== What you have to do ==
Copy every line of the entries that includes the word "company".

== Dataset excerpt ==
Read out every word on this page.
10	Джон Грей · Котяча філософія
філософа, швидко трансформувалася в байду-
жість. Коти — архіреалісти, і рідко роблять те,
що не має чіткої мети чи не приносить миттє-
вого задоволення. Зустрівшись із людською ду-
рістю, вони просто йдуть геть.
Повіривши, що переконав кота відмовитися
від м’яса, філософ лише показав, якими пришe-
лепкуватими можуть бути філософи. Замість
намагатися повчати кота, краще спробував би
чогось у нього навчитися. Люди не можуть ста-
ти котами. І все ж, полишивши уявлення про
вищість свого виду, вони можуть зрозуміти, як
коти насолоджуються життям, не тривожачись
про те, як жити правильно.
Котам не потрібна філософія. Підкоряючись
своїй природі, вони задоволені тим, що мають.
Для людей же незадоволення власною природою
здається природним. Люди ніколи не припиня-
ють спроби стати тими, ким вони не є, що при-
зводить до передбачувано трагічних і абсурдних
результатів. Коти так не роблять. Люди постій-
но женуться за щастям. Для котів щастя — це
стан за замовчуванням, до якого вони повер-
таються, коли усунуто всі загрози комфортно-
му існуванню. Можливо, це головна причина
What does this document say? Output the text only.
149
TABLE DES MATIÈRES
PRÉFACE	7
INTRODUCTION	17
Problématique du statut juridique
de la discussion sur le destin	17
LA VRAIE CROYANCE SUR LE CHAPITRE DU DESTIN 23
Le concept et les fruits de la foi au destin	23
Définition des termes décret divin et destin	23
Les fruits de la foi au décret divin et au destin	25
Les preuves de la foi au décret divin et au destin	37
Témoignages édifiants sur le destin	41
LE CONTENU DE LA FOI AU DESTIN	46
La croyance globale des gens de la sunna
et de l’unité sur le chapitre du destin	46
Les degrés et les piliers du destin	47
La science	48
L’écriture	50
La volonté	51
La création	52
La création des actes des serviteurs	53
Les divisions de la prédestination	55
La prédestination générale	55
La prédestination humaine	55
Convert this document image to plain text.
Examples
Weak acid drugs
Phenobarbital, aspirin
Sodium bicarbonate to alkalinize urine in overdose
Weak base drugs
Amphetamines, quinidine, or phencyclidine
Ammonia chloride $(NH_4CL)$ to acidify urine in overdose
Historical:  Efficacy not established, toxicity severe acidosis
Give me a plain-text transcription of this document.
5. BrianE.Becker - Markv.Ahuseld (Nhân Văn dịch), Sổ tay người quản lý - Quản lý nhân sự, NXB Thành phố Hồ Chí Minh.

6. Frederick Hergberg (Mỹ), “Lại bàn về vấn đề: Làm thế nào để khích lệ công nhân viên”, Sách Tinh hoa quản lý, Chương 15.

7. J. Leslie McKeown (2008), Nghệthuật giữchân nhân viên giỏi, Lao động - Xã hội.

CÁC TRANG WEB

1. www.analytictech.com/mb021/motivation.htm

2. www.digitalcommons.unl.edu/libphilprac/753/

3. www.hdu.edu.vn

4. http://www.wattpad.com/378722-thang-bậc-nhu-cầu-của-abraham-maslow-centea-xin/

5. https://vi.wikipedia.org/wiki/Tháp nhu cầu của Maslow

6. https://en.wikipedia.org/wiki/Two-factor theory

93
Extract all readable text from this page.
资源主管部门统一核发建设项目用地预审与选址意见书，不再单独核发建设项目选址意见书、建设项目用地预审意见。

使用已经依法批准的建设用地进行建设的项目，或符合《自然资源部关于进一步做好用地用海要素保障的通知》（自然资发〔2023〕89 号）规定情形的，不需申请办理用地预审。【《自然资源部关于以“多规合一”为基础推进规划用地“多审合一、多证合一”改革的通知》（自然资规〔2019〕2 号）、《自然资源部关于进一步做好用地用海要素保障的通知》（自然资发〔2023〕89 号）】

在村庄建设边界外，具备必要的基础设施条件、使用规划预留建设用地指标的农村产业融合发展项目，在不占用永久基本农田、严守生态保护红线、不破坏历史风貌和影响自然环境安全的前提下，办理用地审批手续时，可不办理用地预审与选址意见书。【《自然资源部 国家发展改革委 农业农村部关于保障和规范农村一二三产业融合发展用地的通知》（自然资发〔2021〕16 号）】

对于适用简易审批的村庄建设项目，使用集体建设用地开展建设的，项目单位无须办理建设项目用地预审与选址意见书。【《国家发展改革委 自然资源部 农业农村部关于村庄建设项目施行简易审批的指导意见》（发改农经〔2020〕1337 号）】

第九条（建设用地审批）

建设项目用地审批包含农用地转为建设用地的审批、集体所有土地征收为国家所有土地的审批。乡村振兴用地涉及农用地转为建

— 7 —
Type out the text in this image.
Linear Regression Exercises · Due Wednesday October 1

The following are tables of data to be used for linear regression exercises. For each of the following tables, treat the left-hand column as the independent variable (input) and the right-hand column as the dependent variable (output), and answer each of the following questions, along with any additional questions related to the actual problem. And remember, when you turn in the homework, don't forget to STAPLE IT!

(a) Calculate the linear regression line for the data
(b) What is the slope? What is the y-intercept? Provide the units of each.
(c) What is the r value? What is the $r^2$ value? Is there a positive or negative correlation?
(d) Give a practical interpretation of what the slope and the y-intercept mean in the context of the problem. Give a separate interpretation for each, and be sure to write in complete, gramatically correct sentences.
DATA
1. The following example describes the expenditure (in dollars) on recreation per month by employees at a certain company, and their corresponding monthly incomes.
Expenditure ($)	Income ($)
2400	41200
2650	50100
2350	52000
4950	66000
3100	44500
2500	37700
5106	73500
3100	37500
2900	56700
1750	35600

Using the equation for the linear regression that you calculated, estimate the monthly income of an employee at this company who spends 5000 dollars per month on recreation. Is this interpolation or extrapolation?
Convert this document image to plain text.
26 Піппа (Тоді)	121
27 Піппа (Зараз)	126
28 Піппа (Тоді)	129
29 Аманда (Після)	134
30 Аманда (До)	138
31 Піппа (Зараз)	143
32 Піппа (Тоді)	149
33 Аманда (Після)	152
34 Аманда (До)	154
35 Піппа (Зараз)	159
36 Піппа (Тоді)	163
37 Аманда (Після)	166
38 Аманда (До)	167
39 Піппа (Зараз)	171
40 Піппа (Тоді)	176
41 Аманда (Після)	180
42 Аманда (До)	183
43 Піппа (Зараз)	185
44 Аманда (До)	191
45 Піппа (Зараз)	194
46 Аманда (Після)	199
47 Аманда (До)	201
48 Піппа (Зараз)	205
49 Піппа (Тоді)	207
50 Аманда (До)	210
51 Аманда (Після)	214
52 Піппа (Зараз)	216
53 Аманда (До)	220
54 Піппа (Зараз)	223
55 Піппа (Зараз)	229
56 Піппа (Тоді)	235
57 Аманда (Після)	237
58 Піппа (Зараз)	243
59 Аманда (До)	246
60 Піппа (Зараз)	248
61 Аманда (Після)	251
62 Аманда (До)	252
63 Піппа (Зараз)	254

== Result of this exercise ==
1. The following example describes the expenditure (in dollars) on recreation per month by employees at a certain company, and their corresponding monthly incomes.
Using the equation for the linear regression that you calculated, estimate the monthly income of an employee at this company who spends 5000 dollars per month on recreation. Is this interpolation or extrapolation?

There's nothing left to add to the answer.